- GOAL OF THE EXERCISE: Turn each line of the material below into a JSON list of strings, one string per line, skipping blank lines and leaving out the pictures.

- PROVIDED ENTRIES:
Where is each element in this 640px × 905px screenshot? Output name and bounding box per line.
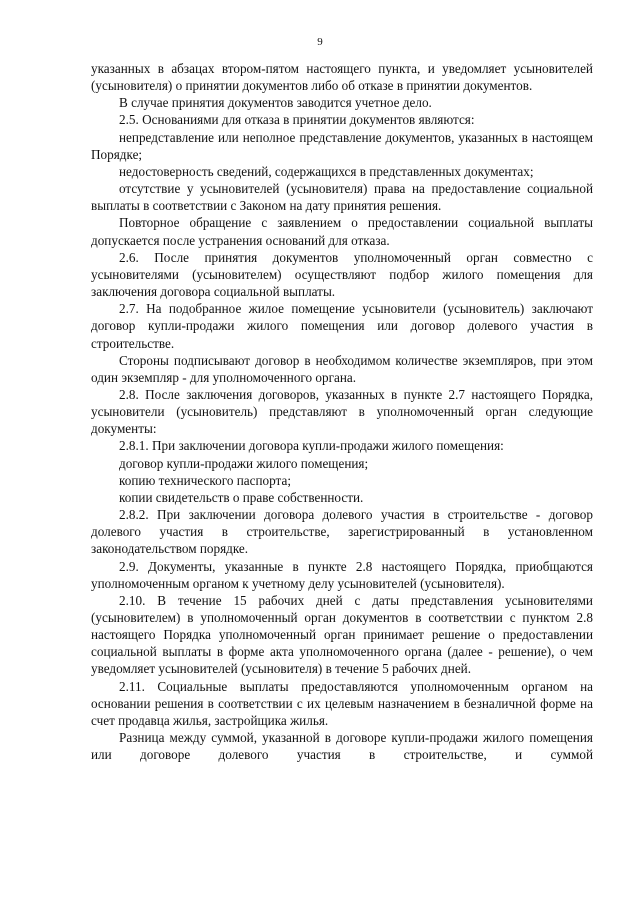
paragraph: непредставление или неполное представление документов, указанных в настоящем Порядке; [91, 129, 593, 162]
paragraph: указанных в абзацах втором-пятом настоящего пункта, и уведомляет усыновителей (усыновителя) о принятии документов либо об отказе в принятии документов. [91, 61, 593, 94]
paragraph: копию технического паспорта; [119, 472, 291, 488]
paragraph: договор купли-продажи жилого помещения; [119, 455, 369, 471]
paragraph: В случае принятия документов заводится учетное дело. [119, 95, 432, 111]
paragraph: 2.7. На подобранное жилое помещение усыновители (усыновитель) заключают договор купли-продажи жилого помещения или договор долевого участия в строительстве. [91, 301, 593, 351]
paragraph: Разница между суммой, указанной в договоре купли-продажи жилого помещения или договоре долевого участия в строительстве, и суммой [91, 730, 593, 763]
paragraph: 2.8.1. При заключении договора купли-продажи жилого помещения: [119, 438, 504, 454]
paragraph: недостоверность сведений, содержащихся в представленных документах; [119, 163, 534, 179]
document-body [91, 60, 593, 763]
paragraph: 2.9. Документы, указанные в пункте 2.8 настоящего Порядка, приобщаются уполномоченным органом к учетному делу усыновителей (усыновителя). [91, 558, 593, 591]
paragraph: 2.5. Основаниями для отказа в принятии документов являются: [119, 112, 475, 128]
paragraph: 2.10. В течение 15 рабочих дней с даты представления усыновителями (усыновителем) в уполномоченный орган документов в соответствии с пунктом 2.8 настоящего Порядка уполномоченный орган принимает решение о предоставлении социальной выплаты в форме акта уполномоченного органа (далее - решение), о чем уведомляет усыновителей (усыновителя) в течение 5 рабочих дней. [91, 592, 593, 677]
paragraph: 2.11. Социальные выплаты предоставляются уполномоченным органом на основании решения в соответствии с их целевым назначением в безналичной форме на счет продавца жилья, застройщика жилья. [91, 678, 593, 728]
paragraph: отсутствие у усыновителей (усыновителя) права на предоставление социальной выплаты в соответствии с Законом на дату принятия решения. [91, 181, 593, 214]
page-number: 9 [317, 36, 323, 48]
paragraph: копии свидетельств о праве собственности. [119, 489, 364, 505]
paragraph: 2.6. После принятия документов уполномоченный орган совместно с усыновителями (усыновителем) осуществляют подбор жилого помещения для заключения договора социальной выплаты. [91, 249, 593, 300]
paragraph: Стороны подписывают договор в необходимом количестве экземпляров, при этом один экземпляр - для уполномоченного органа. [91, 352, 593, 385]
paragraph: 2.8. После заключения договоров, указанных в пункте 2.7 настоящего Порядка, усыновители (усыновитель) представляют в уполномоченный орган следующие документы: [91, 386, 593, 437]
paragraph: 2.8.2. При заключении договора долевого участия в строительстве - договор долевого участия в строительстве, зарегистрированный в установленном законодательством порядке. [91, 507, 593, 557]
paragraph: Повторное обращение с заявлением о предоставлении социальной выплаты допускается после устранения оснований для отказа. [91, 215, 593, 248]
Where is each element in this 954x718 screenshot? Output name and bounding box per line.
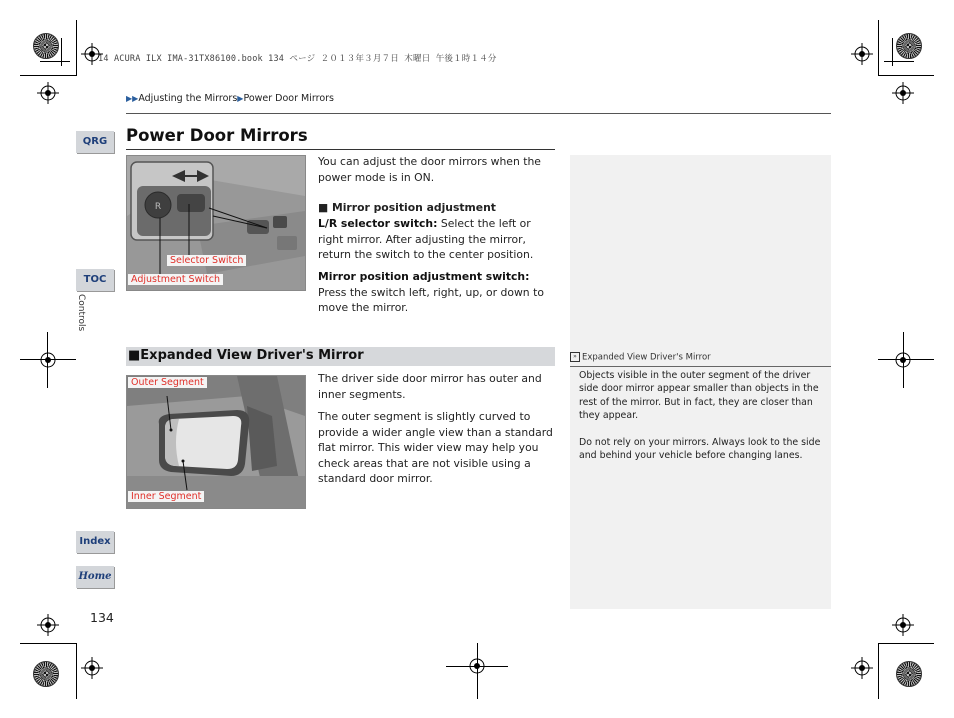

- TASK OUTPUT:
[
  "Where is each element in this 640px × 905px screenshot? Output name and bounding box per line.",
  "paragraph: непредставление или неполное представление документов, указанных в настоящем Порядке; [91, 129, 593, 162]",
  "paragraph: указанных в абзацах втором-пятом настоящего пункта, и уведомляет усыновителей (усыновителя) о принятии документов либо об отказе в принятии документов. [91, 61, 593, 94]",
  "paragraph: копию технического паспорта; [119, 472, 291, 488]",
  "paragraph: договор купли-продажи жилого помещения; [119, 455, 369, 471]",
  "paragraph: В случае принятия документов заводится учетное дело. [119, 95, 432, 111]",
  "paragraph: 2.7. На подобранное жилое помещение усыновители (усыновитель) заключают договор купли-продажи жилого помещения или договор долевого участия в строительстве. [91, 301, 593, 351]",
  "paragraph: Разница между суммой, указанной в договоре купли-продажи жилого помещения или договоре долевого участия в строительстве, и суммой [91, 730, 593, 763]",
  "paragraph: 2.8.1. При заключении договора купли-продажи жилого помещения: [119, 438, 504, 454]",
  "paragraph: недостоверность сведений, содержащихся в представленных документах; [119, 163, 534, 179]",
  "document-body [91, 60, 593, 763]",
  "paragraph: 2.9. Документы, указанные в пункте 2.8 настоящего Порядка, приобщаются уполномоченным органом к учетному делу усыновителей (усыновителя). [91, 558, 593, 591]",
  "paragraph: 2.5. Основаниями для отказа в принятии документов являются: [119, 112, 475, 128]",
  "paragraph: 2.10. В течение 15 рабочих дней с даты представления усыновителями (усыновителем) в уполномоченный орган документов в соответствии с пунктом 2.8 настоящего Порядка уполномоченный орган принимает решение о предоставлении социальной выплаты в форме акта уполномоченного органа (далее - решение), о чем уведомляет усыновителей (усыновителя) в течение 5 рабочих дней. [91, 592, 593, 677]",
  "paragraph: 2.11. Социальные выплаты предоставляются уполномоченным органом на основании решения в соответствии с их целевым назначением в безналичной форме на счет продавца жилья, застройщика жилья. [91, 678, 593, 728]",
  "paragraph: отсутствие у усыновителей (усыновителя) права на предоставление социальной выплаты в соответствии с Законом на дату принятия решения. [91, 181, 593, 214]",
  "page-number: 9 [317, 36, 323, 48]",
  "paragraph: копии свидетельств о праве собственности. [119, 489, 364, 505]",
  "paragraph: 2.6. После принятия документов уполномоченный орган совместно с усыновителями (усыновителем) осуществляют подбор жилого помещения для заключения договора социальной выплаты. [91, 249, 593, 300]",
  "paragraph: Стороны подписывают договор в необходимом количестве экземпляров, при этом один экземпляр - для уполномоченного органа. [91, 352, 593, 385]",
  "paragraph: 2.8. После заключения договоров, указанных в пункте 2.7 настоящего Порядка, усыновители (усыновитель) представляют в уполномоченный орган следующие документы: [91, 386, 593, 437]",
  "paragraph: 2.8.2. При заключении договора долевого участия в строительстве - договор долевого участия в строительстве, зарегистрированный в установленном законодательством порядке. [91, 507, 593, 557]",
  "paragraph: Повторное обращение с заявлением о предоставлении социальной выплаты допускается после устранения оснований для отказа. [91, 215, 593, 248]",
  "Where is each element in this 954x718 screenshot? Output name and bounding box per line."
]